### TASK BRIEF
Exactly reproduce the entries, dropping any pictures from your copy.

Dataset records on visual material:
[START]

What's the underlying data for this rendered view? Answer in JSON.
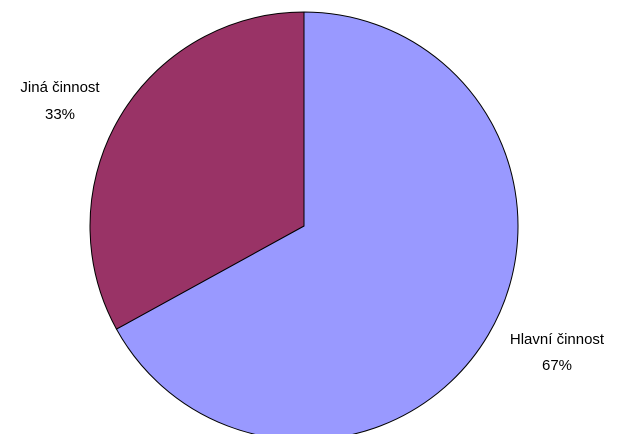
{
  "chart_data": {
    "type": "pie",
    "start_angle_deg": 0,
    "direction": "clockwise",
    "slices": [
      {
        "label": "Hlavní činnost",
        "percent_label": "67%",
        "value": 67,
        "color": "#9999ff"
      },
      {
        "label": "Jiná činnost",
        "percent_label": "33%",
        "value": 33,
        "color": "#993366"
      }
    ],
    "border_color": "#000000"
  }
}
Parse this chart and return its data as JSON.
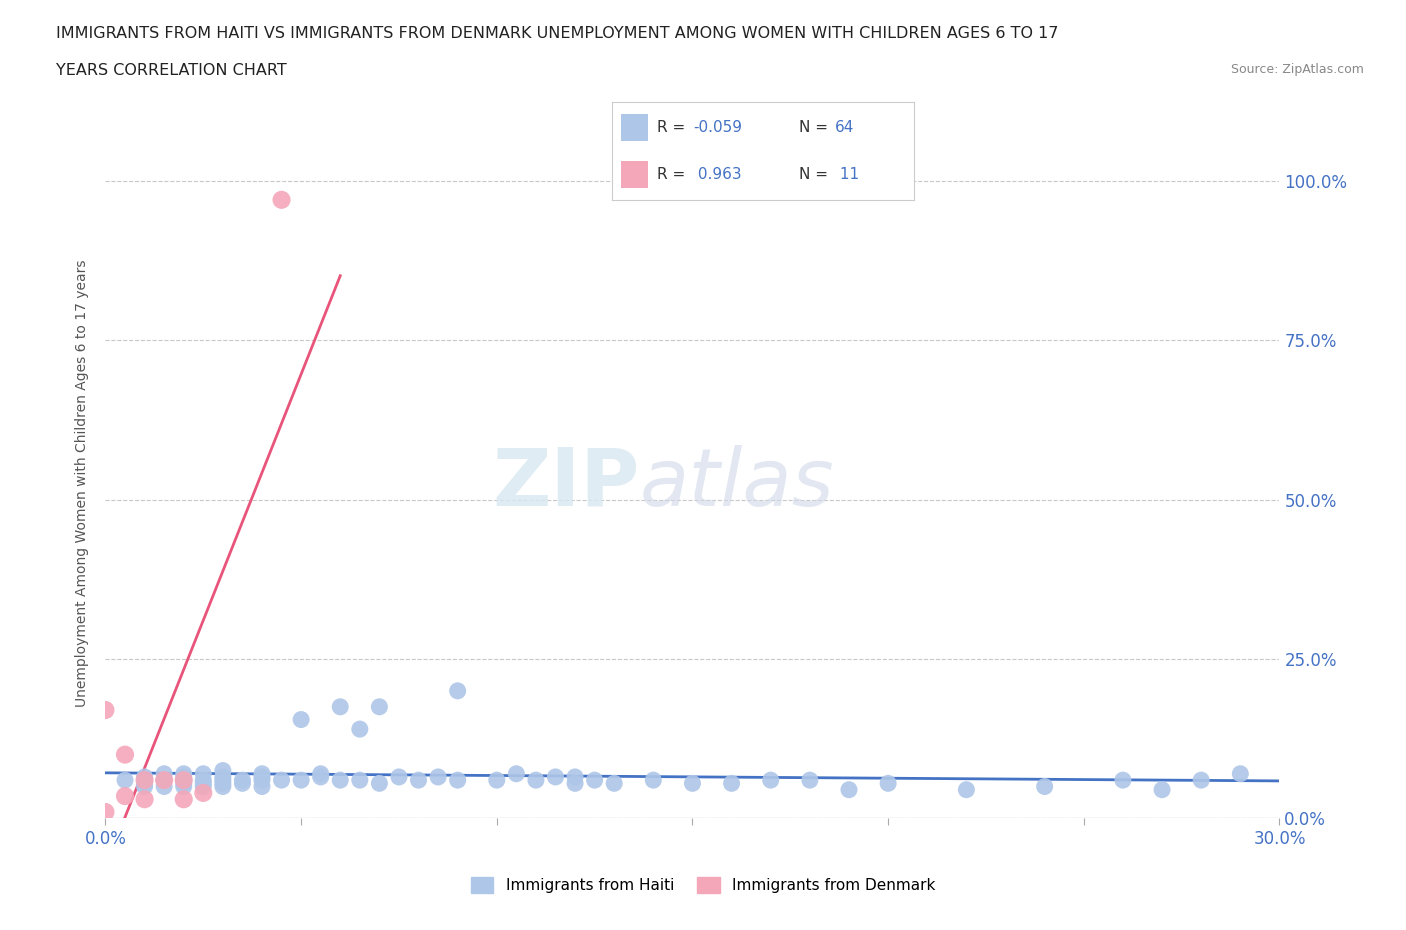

[END]

### ANSWER
What's the underlying data for this rendered view? Answer in JSON.
{
  "chart_data": {
    "type": "pie",
    "start_angle_deg": 0,
    "direction": "clockwise",
    "slices": [
      {
        "label": "Hlavní činnost",
        "percent_label": "67%",
        "value": 67,
        "color": "#9999ff"
      },
      {
        "label": "Jiná činnost",
        "percent_label": "33%",
        "value": 33,
        "color": "#993366"
      }
    ],
    "border_color": "#000000"
  }
}
Parse this chart and return its data as JSON.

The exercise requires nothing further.